Segment Start: Study material

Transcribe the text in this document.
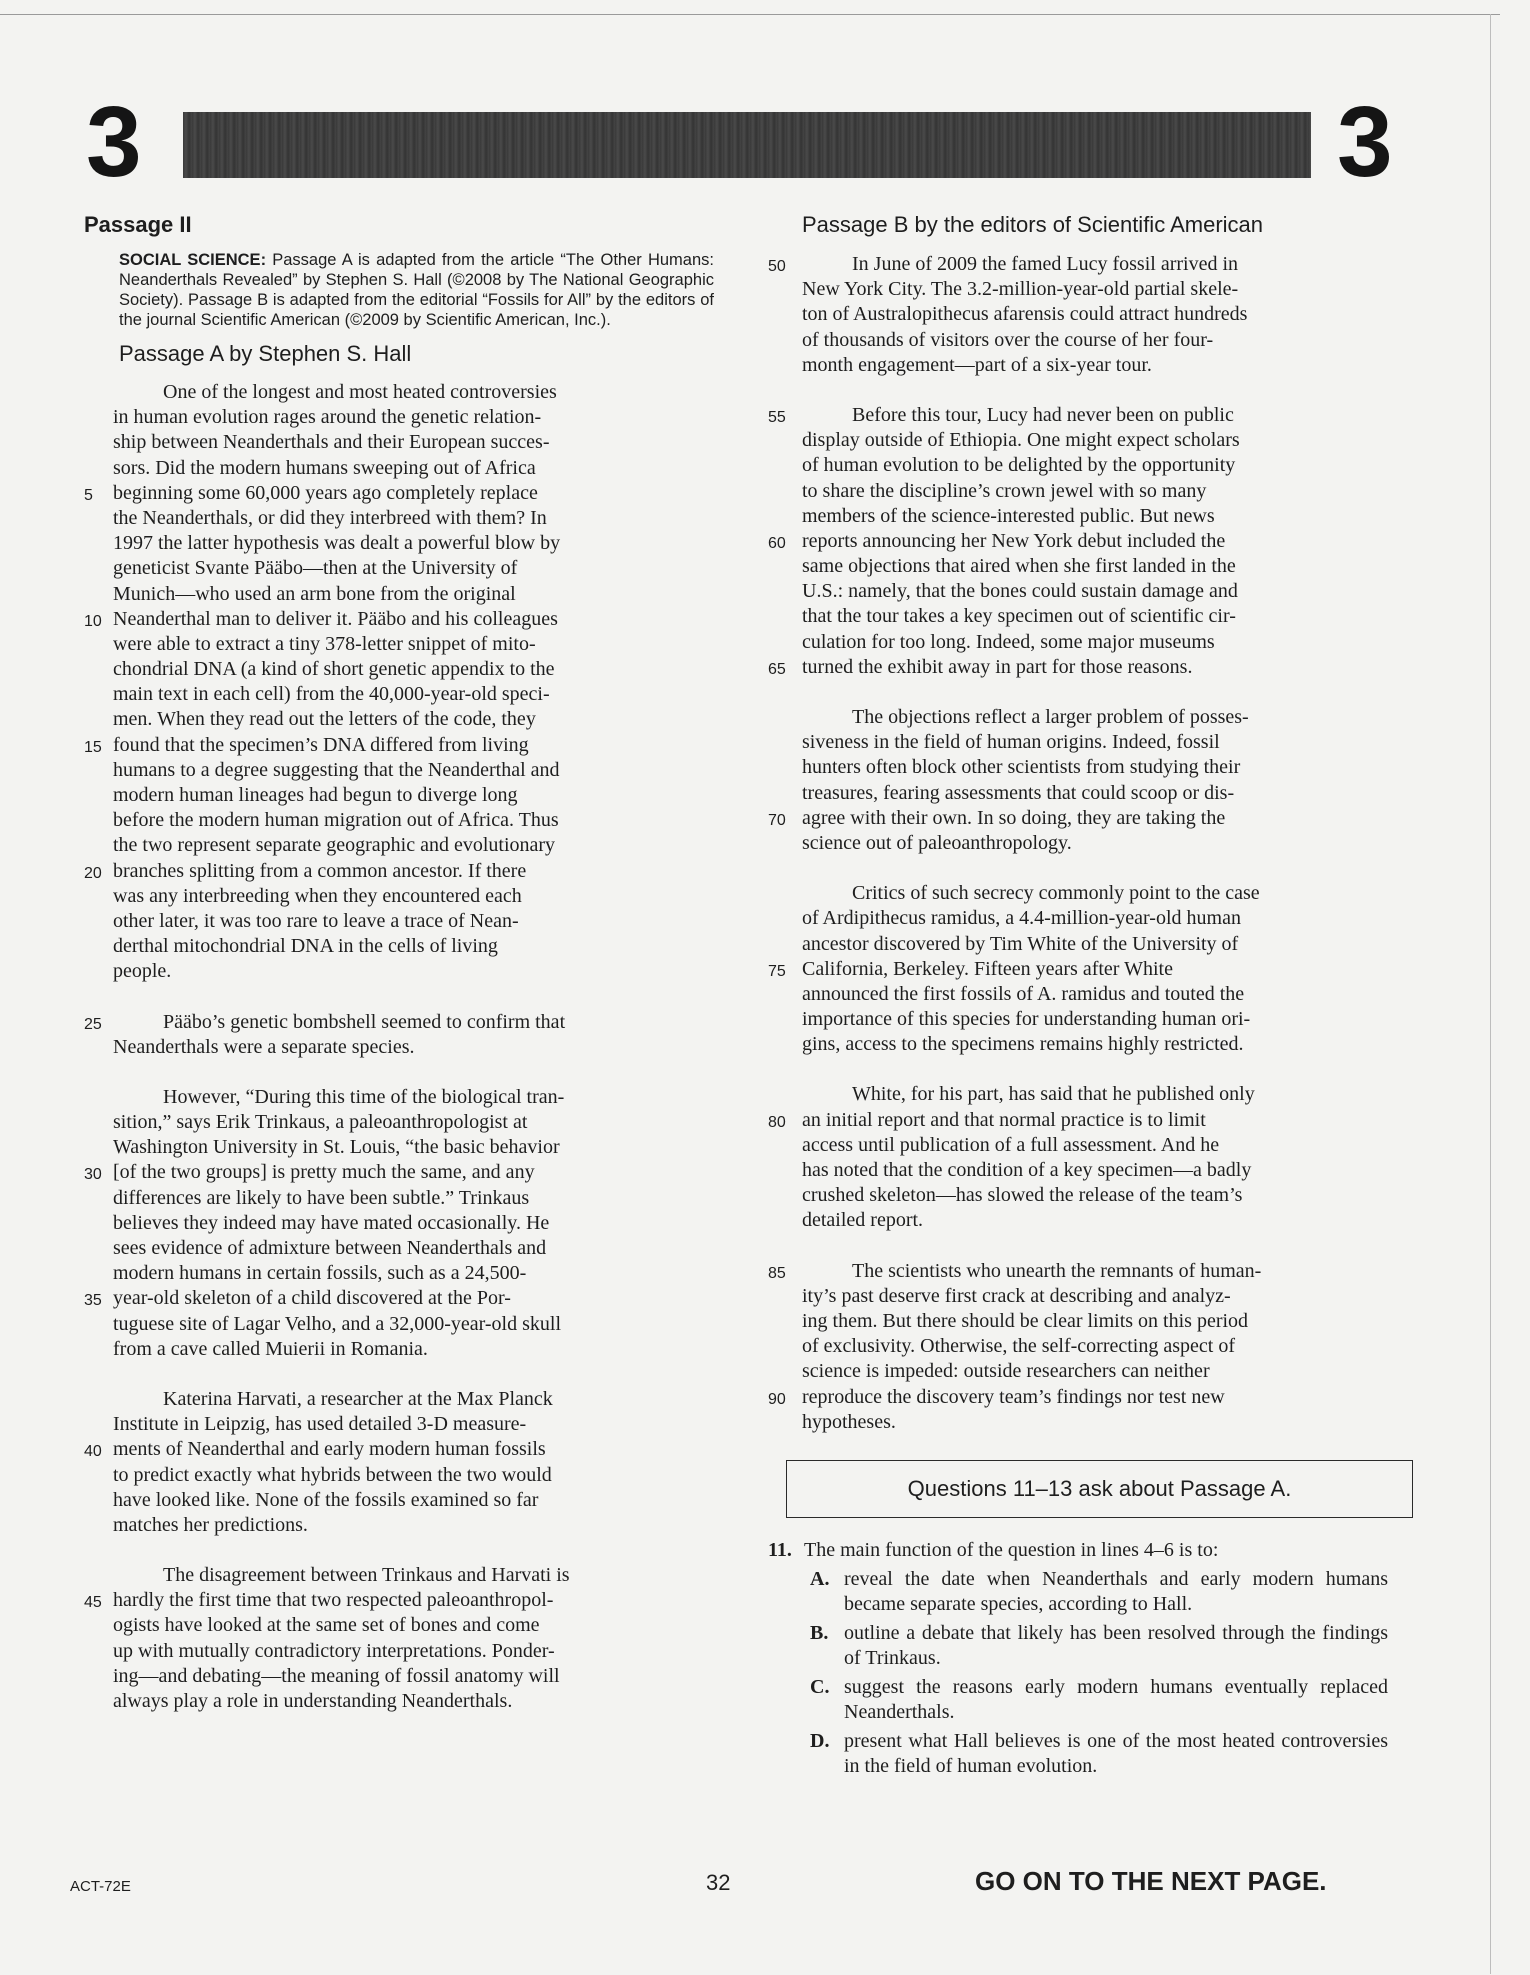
3	3
Passage II
SOCIAL SCIENCE: Passage A is adapted from the article “The Other Humans: Neanderthals Revealed” by Stephen S. Hall (©2008 by The National Geographic Society). Passage B is adapted from the editorial “Fossils for All” by the editors of the journal Scientific American (©2009 by Scientific American, Inc.).
Passage A by Stephen S. Hall
One of the longest and most heated controversies
in human evolution rages around the genetic relation-
ship between Neanderthals and their European succes-
sors. Did the modern humans sweeping out of Africa
5	beginning some 60,000 years ago completely replace
the Neanderthals, or did they interbreed with them? In
1997 the latter hypothesis was dealt a powerful blow by
geneticist Svante Pääbo—then at the University of
Munich—who used an arm bone from the original
10 Neanderthal man to deliver it. Pääbo and his colleagues
were able to extract a tiny 378-letter snippet of mito-
chondrial DNA (a kind of short genetic appendix to the
main text in each cell) from the 40,000-year-old speci-
men. When they read out the letters of the code, they
15 found that the specimen’s DNA differed from living
humans to a degree suggesting that the Neanderthal and
modern human lineages had begun to diverge long
before the modern human migration out of Africa. Thus
the two represent separate geographic and evolutionary
20 branches splitting from a common ancestor. If there
was any interbreeding when they encountered each
other later, it was too rare to leave a trace of Nean-
derthal mitochondrial DNA in the cells of living
people.
25	Pääbo’s genetic bombshell seemed to confirm that
Neanderthals were a separate species.
However, “During this time of the biological tran-
sition,” says Erik Trinkaus, a paleoanthropologist at
Washington University in St. Louis, “the basic behavior
30 [of the two groups] is pretty much the same, and any
differences are likely to have been subtle.” Trinkaus
believes they indeed may have mated occasionally. He
sees evidence of admixture between Neanderthals and
modern humans in certain fossils, such as a 24,500-
35 year-old skeleton of a child discovered at the Por-
tuguese site of Lagar Velho, and a 32,000-year-old skull
from a cave called Muierii in Romania.
Katerina Harvati, a researcher at the Max Planck
Institute in Leipzig, has used detailed 3-D measure-
40 ments of Neanderthal and early modern human fossils
to predict exactly what hybrids between the two would
have looked like. None of the fossils examined so far
matches her predictions.
The disagreement between Trinkaus and Harvati is
45 hardly the first time that two respected paleoanthropol-
ogists have looked at the same set of bones and come
up with mutually contradictory interpretations. Ponder-
ing—and debating—the meaning of fossil anatomy will
always play a role in understanding Neanderthals.
Passage B by the editors of Scientific American
50	In June of 2009 the famed Lucy fossil arrived in
New York City. The 3.2-million-year-old partial skele-
ton of Australopithecus afarensis could attract hundreds
of thousands of visitors over the course of her four-
month engagement—part of a six-year tour.
55	Before this tour, Lucy had never been on public
display outside of Ethiopia. One might expect scholars
of human evolution to be delighted by the opportunity
to share the discipline’s crown jewel with so many
members of the science-interested public. But news
60 reports announcing her New York debut included the
same objections that aired when she first landed in the
U.S.: namely, that the bones could sustain damage and
that the tour takes a key specimen out of scientific cir-
culation for too long. Indeed, some major museums
65 turned the exhibit away in part for those reasons.
The objections reflect a larger problem of posses-
siveness in the field of human origins. Indeed, fossil
hunters often block other scientists from studying their
treasures, fearing assessments that could scoop or dis-
70 agree with their own. In so doing, they are taking the
science out of paleoanthropology.
Critics of such secrecy commonly point to the case
of Ardipithecus ramidus, a 4.4-million-year-old human
ancestor discovered by Tim White of the University of
75 California, Berkeley. Fifteen years after White
announced the first fossils of A. ramidus and touted the
importance of this species for understanding human ori-
gins, access to the specimens remains highly restricted.
White, for his part, has said that he published only
80 an initial report and that normal practice is to limit
access until publication of a full assessment. And he
has noted that the condition of a key specimen—a badly
crushed skeleton—has slowed the release of the team’s
detailed report.
85	The scientists who unearth the remnants of human-
ity’s past deserve first crack at describing and analyz-
ing them. But there should be clear limits on this period
of exclusivity. Otherwise, the self-correcting aspect of
science is impeded: outside researchers can neither
90 reproduce the discovery team’s findings nor test new
hypotheses.
Questions 11–13 ask about Passage A.
11. The main function of the question in lines 4–6 is to:
A. reveal the date when Neanderthals and early modern humans became separate species, according to Hall.
B. outline a debate that likely has been resolved through the findings of Trinkaus.
C. suggest the reasons early modern humans eventually replaced Neanderthals.
D. present what Hall believes is one of the most heated controversies in the field of human evolution.
ACT-72E	32	GO ON TO THE NEXT PAGE.
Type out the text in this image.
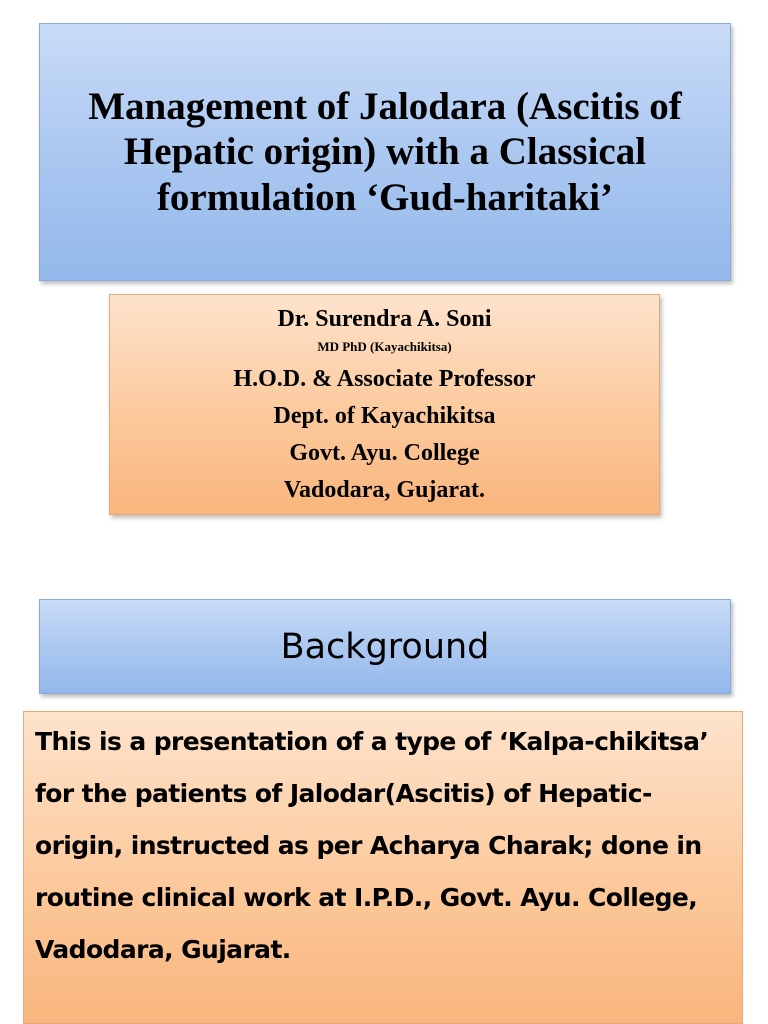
Management of Jalodara (Ascitis of Hepatic origin) with a Classical formulation ‘Gud-haritaki’
Dr. Surendra A. Soni
MD PhD (Kayachikitsa)
H.O.D. & Associate Professor
Dept. of Kayachikitsa
Govt. Ayu. College
Vadodara, Gujarat.
Background

This is a presentation of a type of ‘Kalpa-chikitsa’ for the patients of Jalodar(Ascitis) of Hepatic-origin, instructed as per Acharya Charak; done in routine clinical work at I.P.D., Govt. Ayu. College, Vadodara, Gujarat.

Segment End: Study material

Goal of the exercise » Set down every record exactly, without the pictures.

Solution »
Transcribe the text in this document.
3	3
Passage II
SOCIAL SCIENCE: Passage A is adapted from the article “The Other Humans: Neanderthals Revealed” by Stephen S. Hall (©2008 by The National Geographic Society). Passage B is adapted from the editorial “Fossils for All” by the editors of the journal Scientific American (©2009 by Scientific American, Inc.).
Passage A by Stephen S. Hall
One of the longest and most heated controversies
in human evolution rages around the genetic relation-
ship between Neanderthals and their European succes-
sors. Did the modern humans sweeping out of Africa
5	beginning some 60,000 years ago completely replace
the Neanderthals, or did they interbreed with them? In
1997 the latter hypothesis was dealt a powerful blow by
geneticist Svante Pääbo—then at the University of
Munich—who used an arm bone from the original
10 Neanderthal man to deliver it. Pääbo and his colleagues
were able to extract a tiny 378-letter snippet of mito-
chondrial DNA (a kind of short genetic appendix to the
main text in each cell) from the 40,000-year-old speci-
men. When they read out the letters of the code, they
15 found that the specimen’s DNA differed from living
humans to a degree suggesting that the Neanderthal and
modern human lineages had begun to diverge long
before the modern human migration out of Africa. Thus
the two represent separate geographic and evolutionary
20 branches splitting from a common ancestor. If there
was any interbreeding when they encountered each
other later, it was too rare to leave a trace of Nean-
derthal mitochondrial DNA in the cells of living
people.
25	Pääbo’s genetic bombshell seemed to confirm that
Neanderthals were a separate species.
However, “During this time of the biological tran-
sition,” says Erik Trinkaus, a paleoanthropologist at
Washington University in St. Louis, “the basic behavior
30 [of the two groups] is pretty much the same, and any
differences are likely to have been subtle.” Trinkaus
believes they indeed may have mated occasionally. He
sees evidence of admixture between Neanderthals and
modern humans in certain fossils, such as a 24,500-
35 year-old skeleton of a child discovered at the Por-
tuguese site of Lagar Velho, and a 32,000-year-old skull
from a cave called Muierii in Romania.
Katerina Harvati, a researcher at the Max Planck
Institute in Leipzig, has used detailed 3-D measure-
40 ments of Neanderthal and early modern human fossils
to predict exactly what hybrids between the two would
have looked like. None of the fossils examined so far
matches her predictions.
The disagreement between Trinkaus and Harvati is
45 hardly the first time that two respected paleoanthropol-
ogists have looked at the same set of bones and come
up with mutually contradictory interpretations. Ponder-
ing—and debating—the meaning of fossil anatomy will
always play a role in understanding Neanderthals.
Passage B by the editors of Scientific American
50	In June of 2009 the famed Lucy fossil arrived in
New York City. The 3.2-million-year-old partial skele-
ton of Australopithecus afarensis could attract hundreds
of thousands of visitors over the course of her four-
month engagement—part of a six-year tour.
55	Before this tour, Lucy had never been on public
display outside of Ethiopia. One might expect scholars
of human evolution to be delighted by the opportunity
to share the discipline’s crown jewel with so many
members of the science-interested public. But news
60 reports announcing her New York debut included the
same objections that aired when she first landed in the
U.S.: namely, that the bones could sustain damage and
that the tour takes a key specimen out of scientific cir-
culation for too long. Indeed, some major museums
65 turned the exhibit away in part for those reasons.
The objections reflect a larger problem of posses-
siveness in the field of human origins. Indeed, fossil
hunters often block other scientists from studying their
treasures, fearing assessments that could scoop or dis-
70 agree with their own. In so doing, they are taking the
science out of paleoanthropology.
Critics of such secrecy commonly point to the case
of Ardipithecus ramidus, a 4.4-million-year-old human
ancestor discovered by Tim White of the University of
75 California, Berkeley. Fifteen years after White
announced the first fossils of A. ramidus and touted the
importance of this species for understanding human ori-
gins, access to the specimens remains highly restricted.
White, for his part, has said that he published only
80 an initial report and that normal practice is to limit
access until publication of a full assessment. And he
has noted that the condition of a key specimen—a badly
crushed skeleton—has slowed the release of the team’s
detailed report.
85	The scientists who unearth the remnants of human-
ity’s past deserve first crack at describing and analyz-
ing them. But there should be clear limits on this period
of exclusivity. Otherwise, the self-correcting aspect of
science is impeded: outside researchers can neither
90 reproduce the discovery team’s findings nor test new
hypotheses.
Questions 11–13 ask about Passage A.
11. The main function of the question in lines 4–6 is to:
A. reveal the date when Neanderthals and early modern humans became separate species, according to Hall.
B. outline a debate that likely has been resolved through the findings of Trinkaus.
C. suggest the reasons early modern humans eventually replaced Neanderthals.
D. present what Hall believes is one of the most heated controversies in the field of human evolution.
ACT-72E	32	GO ON TO THE NEXT PAGE.
Type out the text in this image.
Management of Jalodara (Ascitis of Hepatic origin) with a Classical formulation ‘Gud-haritaki’
Dr. Surendra A. Soni
MD PhD (Kayachikitsa)
H.O.D. & Associate Professor
Dept. of Kayachikitsa
Govt. Ayu. College
Vadodara, Gujarat.
Background

This is a presentation of a type of ‘Kalpa-chikitsa’ for the patients of Jalodar(Ascitis) of Hepatic-origin, instructed as per Acharya Charak; done in routine clinical work at I.P.D., Govt. Ayu. College, Vadodara, Gujarat.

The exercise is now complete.